Input data:
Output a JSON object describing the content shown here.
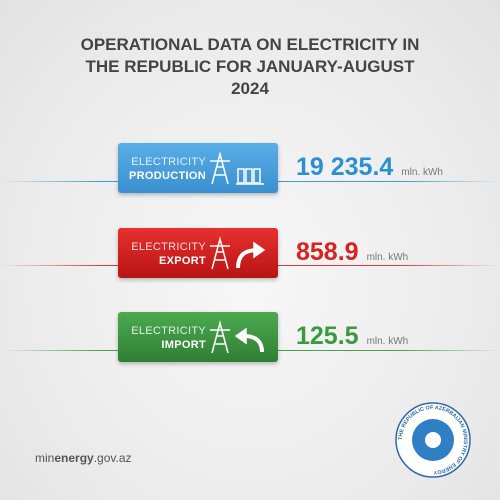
{
  "header": {
    "title": "OPERATIONAL DATA ON ELECTRICITY IN THE REPUBLIC FOR JANUARY-AUGUST 2024"
  },
  "cards": [
    {
      "label": "ELECTRICITY",
      "kind": "PRODUCTION",
      "value": "19 235.4",
      "unit": "mln. kWh"
    },
    {
      "label": "ELECTRICITY",
      "kind": "EXPORT",
      "value": "858.9",
      "unit": "mln. kWh"
    },
    {
      "label": "ELECTRICITY",
      "kind": "IMPORT",
      "value": "125.5",
      "unit": "mln. kWh"
    }
  ],
  "footer": {
    "site_prefix": "min",
    "site_bold": "energy",
    "site_suffix": ".gov.az",
    "logo_text": "THE REPUBLIC OF AZERBAIJAN MINISTRY OF ENERGY"
  }
}
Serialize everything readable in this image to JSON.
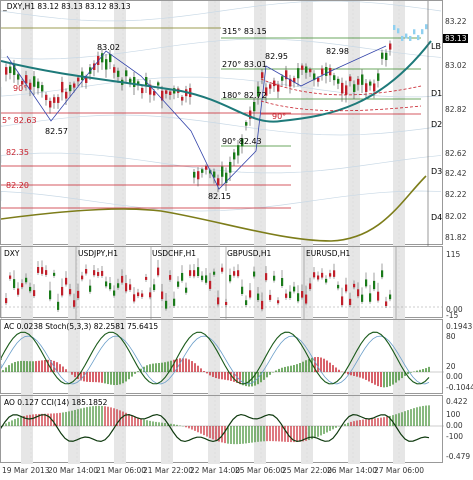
{
  "colors": {
    "grid": "#d8d8d8",
    "bull": "#1a7a1a",
    "bear": "#c0202b",
    "teal": "#1e7a7a",
    "olive": "#7d7d1a",
    "green": "#3a8a2a",
    "red": "#c8202b",
    "band": "#e6e6e6"
  },
  "main": {
    "title": "_DXY,H1  83.12 83.13 83.12 83.13",
    "price_axis": [
      "83.22",
      "83.02",
      "82.82",
      "82.62",
      "82.42",
      "82.22",
      "82.02",
      "81.82"
    ],
    "current_price": "83.13",
    "levels": [
      "315° 83.15",
      "270° 83.01",
      "180° 82.72",
      "90° 82.43",
      "90°",
      "5° 82.63",
      "82.35",
      "82.20",
      "90°"
    ],
    "peak_labels": [
      "83.02",
      "82.57",
      "82.95",
      "82.98",
      "82.15"
    ],
    "side_labels": [
      "LB",
      "D1",
      "D2",
      "D3",
      "D4"
    ]
  },
  "ratios": {
    "labels": [
      "DXY",
      "USDJPY,H1",
      "USDCHF,H1",
      "GBPUSD,H1",
      "EURUSD,H1"
    ],
    "axis": [
      "115",
      "0.00",
      "-15"
    ]
  },
  "ac": {
    "title": "AC 0.0238  Stoch(5,3,3) 82.2581 75.6415",
    "axis": [
      "0.1943",
      "80",
      "20",
      "0.00",
      "-0.1044"
    ]
  },
  "ao": {
    "title": "AO 0.127  CCI(14) 185.1852",
    "axis": [
      "0.422",
      "100",
      "0.00",
      "-100",
      "-0.479"
    ]
  },
  "time_axis": [
    "19 Mar 2013",
    "20 Mar 14:00",
    "21 Mar 06:00",
    "21 Mar 22:00",
    "22 Mar 14:00",
    "25 Mar 06:00",
    "25 Mar 22:00",
    "26 Mar 14:00",
    "27 Mar 06:00"
  ]
}
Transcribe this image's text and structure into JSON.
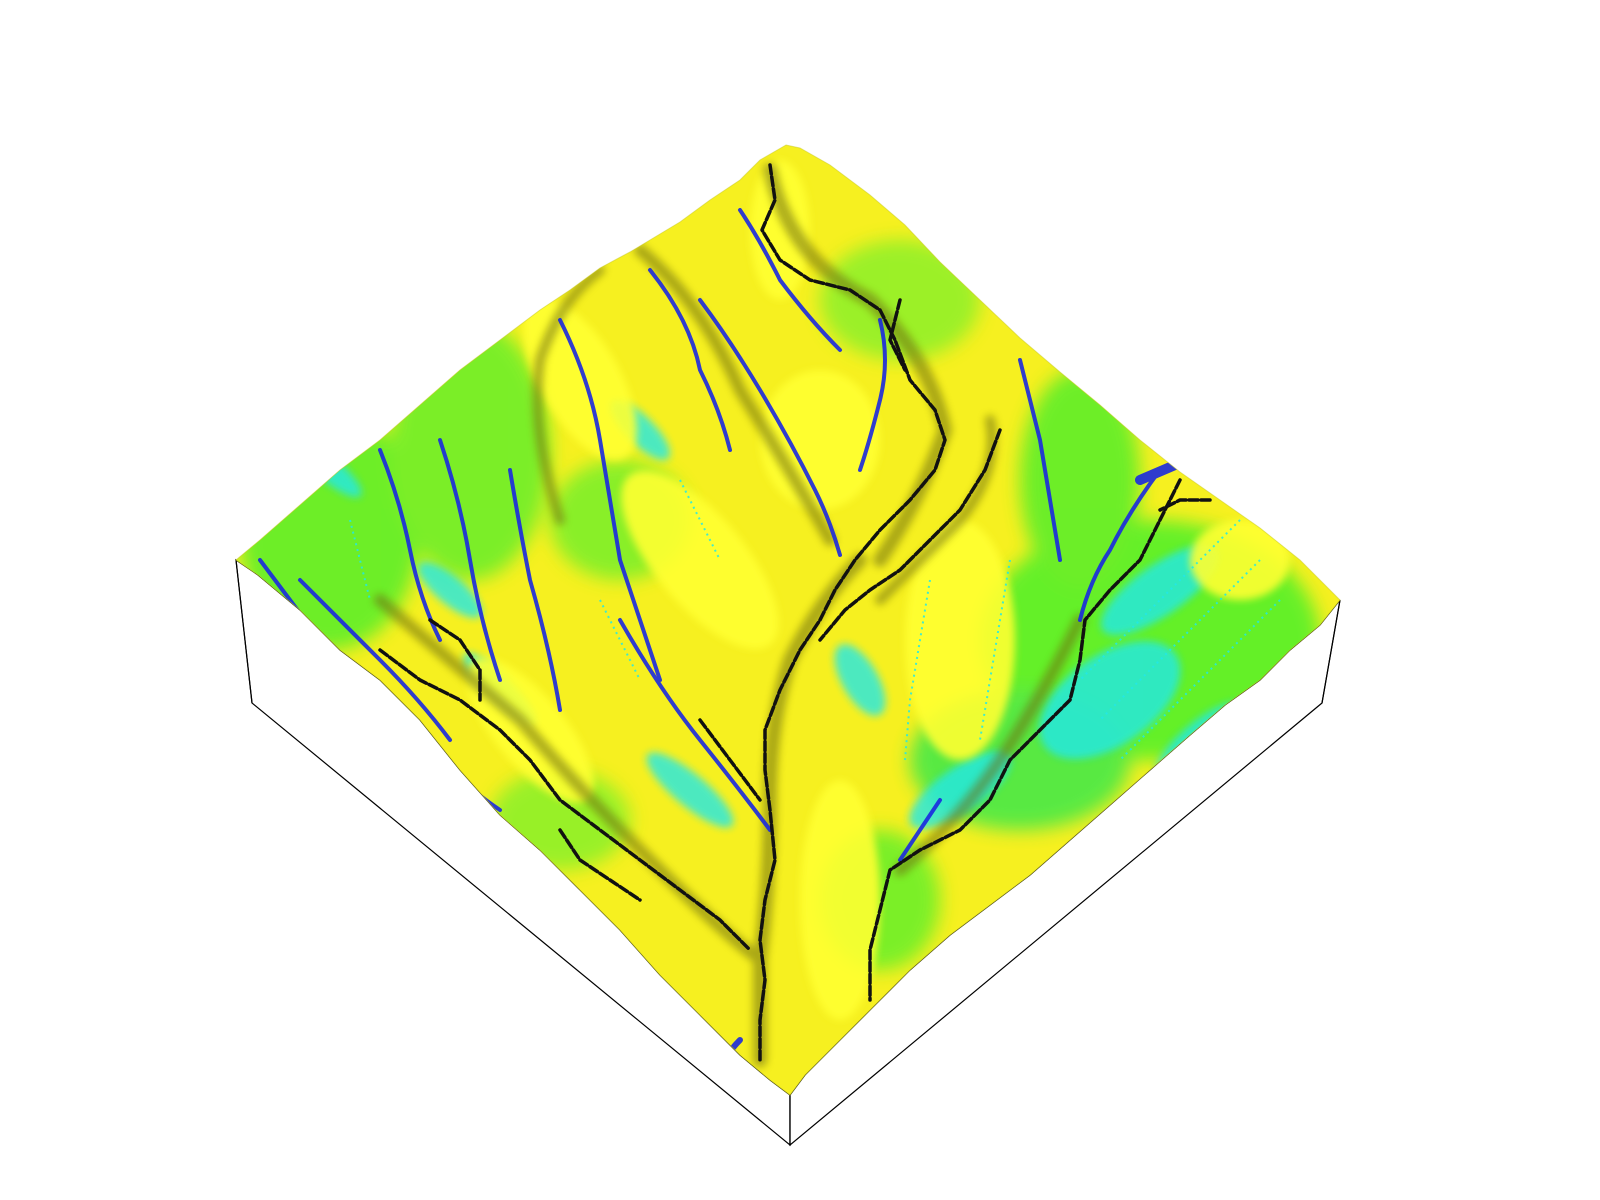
{
  "scene": {
    "kind": "3d-terrain-block",
    "colors": {
      "background": "#ffffff",
      "box_outline": "#000000",
      "box_side": "#ffffff",
      "ridge_yellow": "#ffff1a",
      "slope_green": "#4cf02a",
      "hollow_cyan": "#22e8e8",
      "channel_blue": "#1a28e0",
      "channel_black": "#111111",
      "shadow_olive": "#6e6e10"
    }
  }
}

Problem: Print all of the entries word for word. Omit the pictures they contain.

Expected output:
Output a JSON object describing the content shown here.
{
  "header": {
    "title": "OPERATIONAL DATA ON ELECTRICITY IN THE REPUBLIC FOR JANUARY-AUGUST 2024"
  },
  "cards": [
    {
      "label": "ELECTRICITY",
      "kind": "PRODUCTION",
      "value": "19 235.4",
      "unit": "mln. kWh"
    },
    {
      "label": "ELECTRICITY",
      "kind": "EXPORT",
      "value": "858.9",
      "unit": "mln. kWh"
    },
    {
      "label": "ELECTRICITY",
      "kind": "IMPORT",
      "value": "125.5",
      "unit": "mln. kWh"
    }
  ],
  "footer": {
    "site_prefix": "min",
    "site_bold": "energy",
    "site_suffix": ".gov.az",
    "logo_text": "THE REPUBLIC OF AZERBAIJAN MINISTRY OF ENERGY"
  }
}
Serialize everything readable in this image to JSON.
{
  "colors": {
    "grid": "#d8d8d8",
    "bull": "#1a7a1a",
    "bear": "#c0202b",
    "teal": "#1e7a7a",
    "olive": "#7d7d1a",
    "green": "#3a8a2a",
    "red": "#c8202b",
    "band": "#e6e6e6"
  },
  "main": {
    "title": "_DXY,H1  83.12 83.13 83.12 83.13",
    "price_axis": [
      "83.22",
      "83.02",
      "82.82",
      "82.62",
      "82.42",
      "82.22",
      "82.02",
      "81.82"
    ],
    "current_price": "83.13",
    "levels": [
      "315° 83.15",
      "270° 83.01",
      "180° 82.72",
      "90° 82.43",
      "90°",
      "5° 82.63",
      "82.35",
      "82.20",
      "90°"
    ],
    "peak_labels": [
      "83.02",
      "82.57",
      "82.95",
      "82.98",
      "82.15"
    ],
    "side_labels": [
      "LB",
      "D1",
      "D2",
      "D3",
      "D4"
    ]
  },
  "ratios": {
    "labels": [
      "DXY",
      "USDJPY,H1",
      "USDCHF,H1",
      "GBPUSD,H1",
      "EURUSD,H1"
    ],
    "axis": [
      "115",
      "0.00",
      "-15"
    ]
  },
  "ac": {
    "title": "AC 0.0238  Stoch(5,3,3) 82.2581 75.6415",
    "axis": [
      "0.1943",
      "80",
      "20",
      "0.00",
      "-0.1044"
    ]
  },
  "ao": {
    "title": "AO 0.127  CCI(14) 185.1852",
    "axis": [
      "0.422",
      "100",
      "0.00",
      "-100",
      "-0.479"
    ]
  },
  "time_axis": [
    "19 Mar 2013",
    "20 Mar 14:00",
    "21 Mar 06:00",
    "21 Mar 22:00",
    "22 Mar 14:00",
    "25 Mar 06:00",
    "25 Mar 22:00",
    "26 Mar 14:00",
    "27 Mar 06:00"
  ]
}
Transcribe this image's text and structure into JSON.
{
  "scene": {
    "kind": "3d-terrain-block",
    "colors": {
      "background": "#ffffff",
      "box_outline": "#000000",
      "box_side": "#ffffff",
      "ridge_yellow": "#ffff1a",
      "slope_green": "#4cf02a",
      "hollow_cyan": "#22e8e8",
      "channel_blue": "#1a28e0",
      "channel_black": "#111111",
      "shadow_olive": "#6e6e10"
    }
  }
}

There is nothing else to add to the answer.